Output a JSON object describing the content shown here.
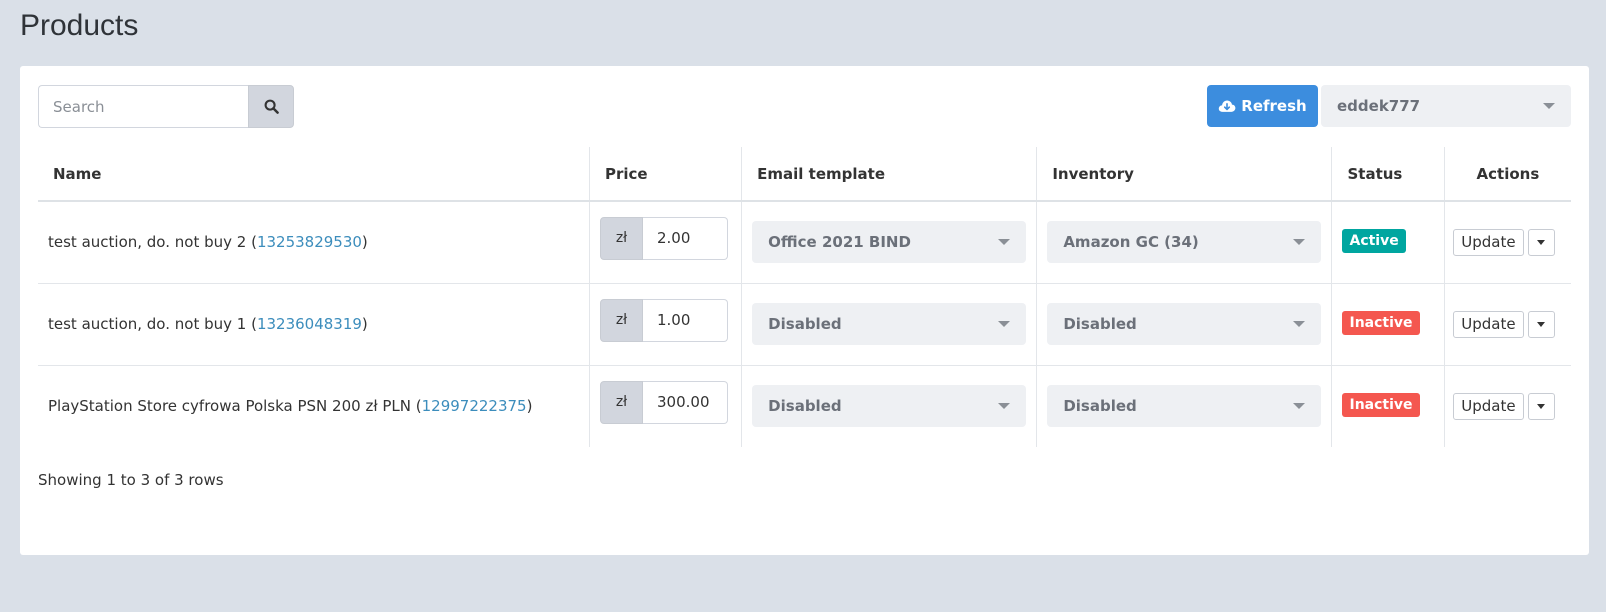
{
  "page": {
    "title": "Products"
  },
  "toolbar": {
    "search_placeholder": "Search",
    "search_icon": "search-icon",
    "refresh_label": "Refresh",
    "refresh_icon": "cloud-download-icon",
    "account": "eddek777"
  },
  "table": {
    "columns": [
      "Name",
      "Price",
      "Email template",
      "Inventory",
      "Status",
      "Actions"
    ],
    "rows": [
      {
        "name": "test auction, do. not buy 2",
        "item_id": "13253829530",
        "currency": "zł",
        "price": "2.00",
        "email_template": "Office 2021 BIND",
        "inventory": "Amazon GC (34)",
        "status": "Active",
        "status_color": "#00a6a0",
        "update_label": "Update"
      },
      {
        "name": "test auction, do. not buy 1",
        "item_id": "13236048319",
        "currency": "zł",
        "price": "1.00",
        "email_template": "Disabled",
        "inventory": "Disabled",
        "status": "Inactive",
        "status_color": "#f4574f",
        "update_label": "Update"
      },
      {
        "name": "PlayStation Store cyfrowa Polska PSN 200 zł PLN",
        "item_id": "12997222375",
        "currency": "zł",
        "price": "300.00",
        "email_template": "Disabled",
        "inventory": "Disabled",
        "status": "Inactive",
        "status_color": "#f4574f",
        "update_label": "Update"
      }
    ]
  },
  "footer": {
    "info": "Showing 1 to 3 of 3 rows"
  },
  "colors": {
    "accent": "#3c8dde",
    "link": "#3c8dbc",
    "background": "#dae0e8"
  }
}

◆ ◆ ◆ ◆ ◆ ◆ ◆

Given problem: Every record above should be written out again without change, except that the pictures are left out.

Result for this exercise:
Output a JSON object describing the content shown here.
{
  "page": {
    "title": "Products"
  },
  "toolbar": {
    "search_placeholder": "Search",
    "search_icon": "search-icon",
    "refresh_label": "Refresh",
    "refresh_icon": "cloud-download-icon",
    "account": "eddek777"
  },
  "table": {
    "columns": [
      "Name",
      "Price",
      "Email template",
      "Inventory",
      "Status",
      "Actions"
    ],
    "rows": [
      {
        "name": "test auction, do. not buy 2",
        "item_id": "13253829530",
        "currency": "zł",
        "price": "2.00",
        "email_template": "Office 2021 BIND",
        "inventory": "Amazon GC (34)",
        "status": "Active",
        "status_color": "#00a6a0",
        "update_label": "Update"
      },
      {
        "name": "test auction, do. not buy 1",
        "item_id": "13236048319",
        "currency": "zł",
        "price": "1.00",
        "email_template": "Disabled",
        "inventory": "Disabled",
        "status": "Inactive",
        "status_color": "#f4574f",
        "update_label": "Update"
      },
      {
        "name": "PlayStation Store cyfrowa Polska PSN 200 zł PLN",
        "item_id": "12997222375",
        "currency": "zł",
        "price": "300.00",
        "email_template": "Disabled",
        "inventory": "Disabled",
        "status": "Inactive",
        "status_color": "#f4574f",
        "update_label": "Update"
      }
    ]
  },
  "footer": {
    "info": "Showing 1 to 3 of 3 rows"
  },
  "colors": {
    "accent": "#3c8dde",
    "link": "#3c8dbc",
    "background": "#dae0e8"
  }
}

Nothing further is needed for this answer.